What you are asked to do
Repeat the entries that follow verbatim, without any of their pictures.
-------- Stored records
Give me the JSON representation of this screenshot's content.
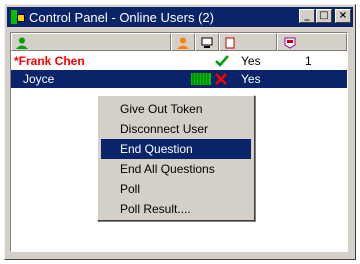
{
  "window": {
    "title": "Control Panel - Online Users (2)",
    "buttons": {
      "minimize": "_",
      "maximize": "□",
      "close": "×"
    }
  },
  "table": {
    "columns": [
      {
        "icon": "user-icon"
      },
      {
        "icon": "user-orange-icon"
      },
      {
        "icon": "monitor-icon"
      },
      {
        "icon": "document-icon"
      },
      {
        "icon": "question-badge-icon"
      }
    ],
    "rows": [
      {
        "name": "*Frank Chen",
        "status": "check",
        "flag": "Yes",
        "count": "1"
      },
      {
        "name": "Joyce",
        "status": "x",
        "flag": "Yes",
        "count": ""
      }
    ]
  },
  "context_menu": {
    "items": [
      {
        "label": "Give Out Token"
      },
      {
        "label": "Disconnect User"
      },
      {
        "label": "End Question"
      },
      {
        "label": "End All Questions"
      },
      {
        "label": "Poll"
      },
      {
        "label": "Poll Result...."
      }
    ],
    "highlighted_index": 2
  },
  "colors": {
    "title_bar": "#0a246a",
    "selected_row": "#0a246a",
    "presenter_name": "#ff0000",
    "check": "#00a000",
    "x_mark": "#ff0000"
  }
}
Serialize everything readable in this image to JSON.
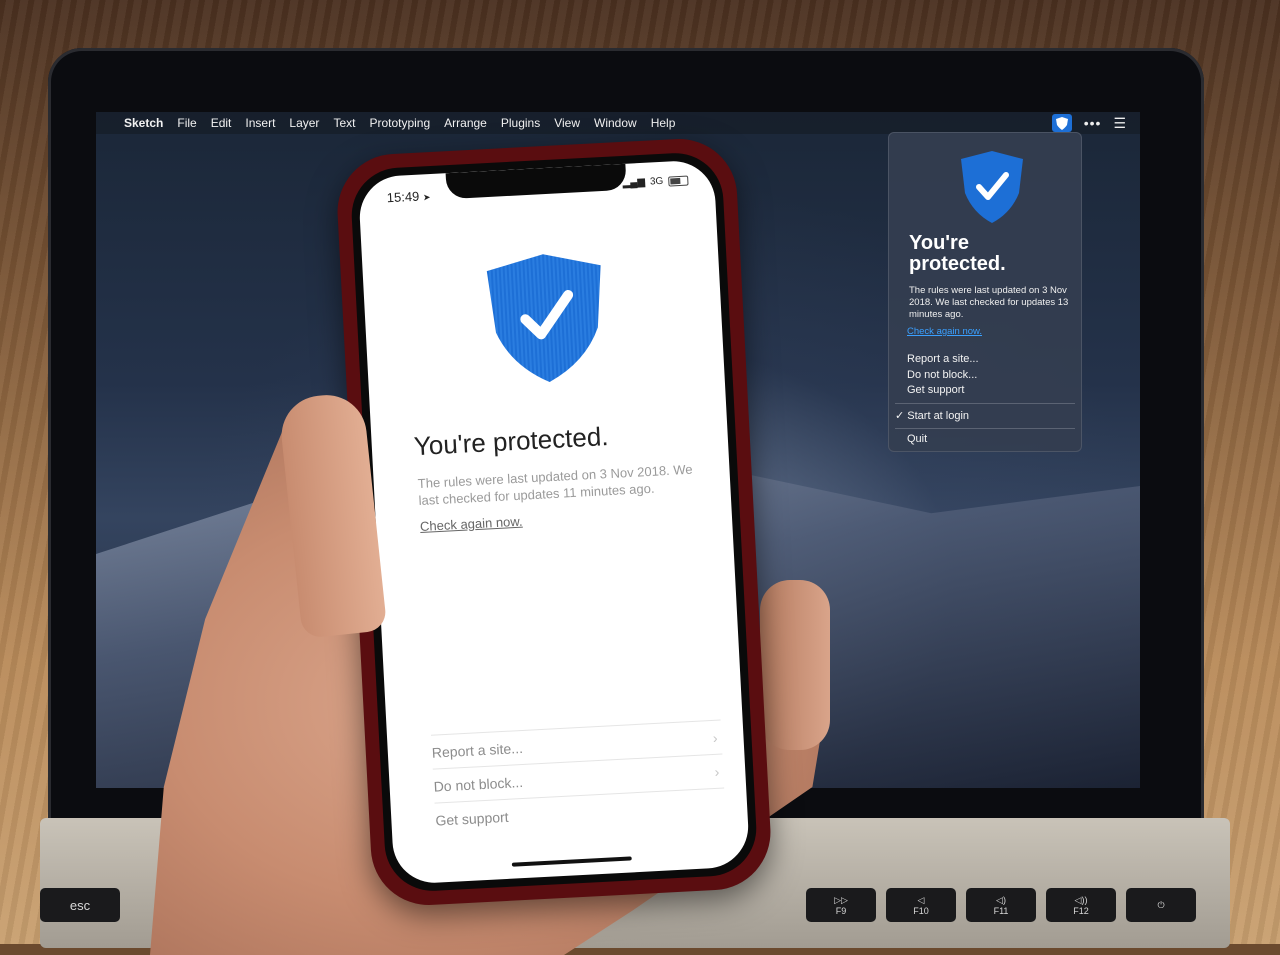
{
  "mac": {
    "menubar": {
      "items": [
        "Sketch",
        "File",
        "Edit",
        "Insert",
        "Layer",
        "Text",
        "Prototyping",
        "Arrange",
        "Plugins",
        "View",
        "Window",
        "Help"
      ]
    },
    "popover": {
      "title_line1": "You're",
      "title_line2": "protected.",
      "description": "The rules were last updated on 3 Nov 2018. We last checked for updates 13 minutes ago.",
      "check_link": "Check again now.",
      "menu": {
        "report": "Report a site...",
        "do_not_block": "Do not block...",
        "support": "Get support",
        "start_at_login": "Start at login",
        "start_at_login_checked": true,
        "quit": "Quit"
      }
    },
    "keyboard": {
      "esc": "esc",
      "keys": [
        "F9",
        "F10",
        "F11",
        "F12"
      ]
    }
  },
  "phone": {
    "status": {
      "time": "15:49",
      "network": "3G"
    },
    "title": "You're protected.",
    "description": "The rules were last updated on 3 Nov 2018. We last checked for updates 11 minutes ago.",
    "check_link": "Check again now.",
    "rows": [
      "Report a site...",
      "Do not block...",
      "Get support"
    ]
  },
  "colors": {
    "shield": "#1d6fd6",
    "link": "#3aa0ff"
  }
}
----------------
Answer to the problem
Give me the JSON representation of this screenshot's content.
{
  "window": {
    "title": "Control Panel - Online Users (2)",
    "buttons": {
      "minimize": "_",
      "maximize": "□",
      "close": "×"
    }
  },
  "table": {
    "columns": [
      {
        "icon": "user-icon"
      },
      {
        "icon": "user-orange-icon"
      },
      {
        "icon": "monitor-icon"
      },
      {
        "icon": "document-icon"
      },
      {
        "icon": "question-badge-icon"
      }
    ],
    "rows": [
      {
        "name": "*Frank Chen",
        "status": "check",
        "flag": "Yes",
        "count": "1"
      },
      {
        "name": "Joyce",
        "status": "x",
        "flag": "Yes",
        "count": ""
      }
    ]
  },
  "context_menu": {
    "items": [
      {
        "label": "Give Out Token"
      },
      {
        "label": "Disconnect User"
      },
      {
        "label": "End Question"
      },
      {
        "label": "End All Questions"
      },
      {
        "label": "Poll"
      },
      {
        "label": "Poll Result...."
      }
    ],
    "highlighted_index": 2
  },
  "colors": {
    "title_bar": "#0a246a",
    "selected_row": "#0a246a",
    "presenter_name": "#ff0000",
    "check": "#00a000",
    "x_mark": "#ff0000"
  }
}
Serialize everything readable in this image to JSON.
{
  "mac": {
    "menubar": {
      "items": [
        "Sketch",
        "File",
        "Edit",
        "Insert",
        "Layer",
        "Text",
        "Prototyping",
        "Arrange",
        "Plugins",
        "View",
        "Window",
        "Help"
      ]
    },
    "popover": {
      "title_line1": "You're",
      "title_line2": "protected.",
      "description": "The rules were last updated on 3 Nov 2018. We last checked for updates 13 minutes ago.",
      "check_link": "Check again now.",
      "menu": {
        "report": "Report a site...",
        "do_not_block": "Do not block...",
        "support": "Get support",
        "start_at_login": "Start at login",
        "start_at_login_checked": true,
        "quit": "Quit"
      }
    },
    "keyboard": {
      "esc": "esc",
      "keys": [
        "F9",
        "F10",
        "F11",
        "F12"
      ]
    }
  },
  "phone": {
    "status": {
      "time": "15:49",
      "network": "3G"
    },
    "title": "You're protected.",
    "description": "The rules were last updated on 3 Nov 2018. We last checked for updates 11 minutes ago.",
    "check_link": "Check again now.",
    "rows": [
      "Report a site...",
      "Do not block...",
      "Get support"
    ]
  },
  "colors": {
    "shield": "#1d6fd6",
    "link": "#3aa0ff"
  }
}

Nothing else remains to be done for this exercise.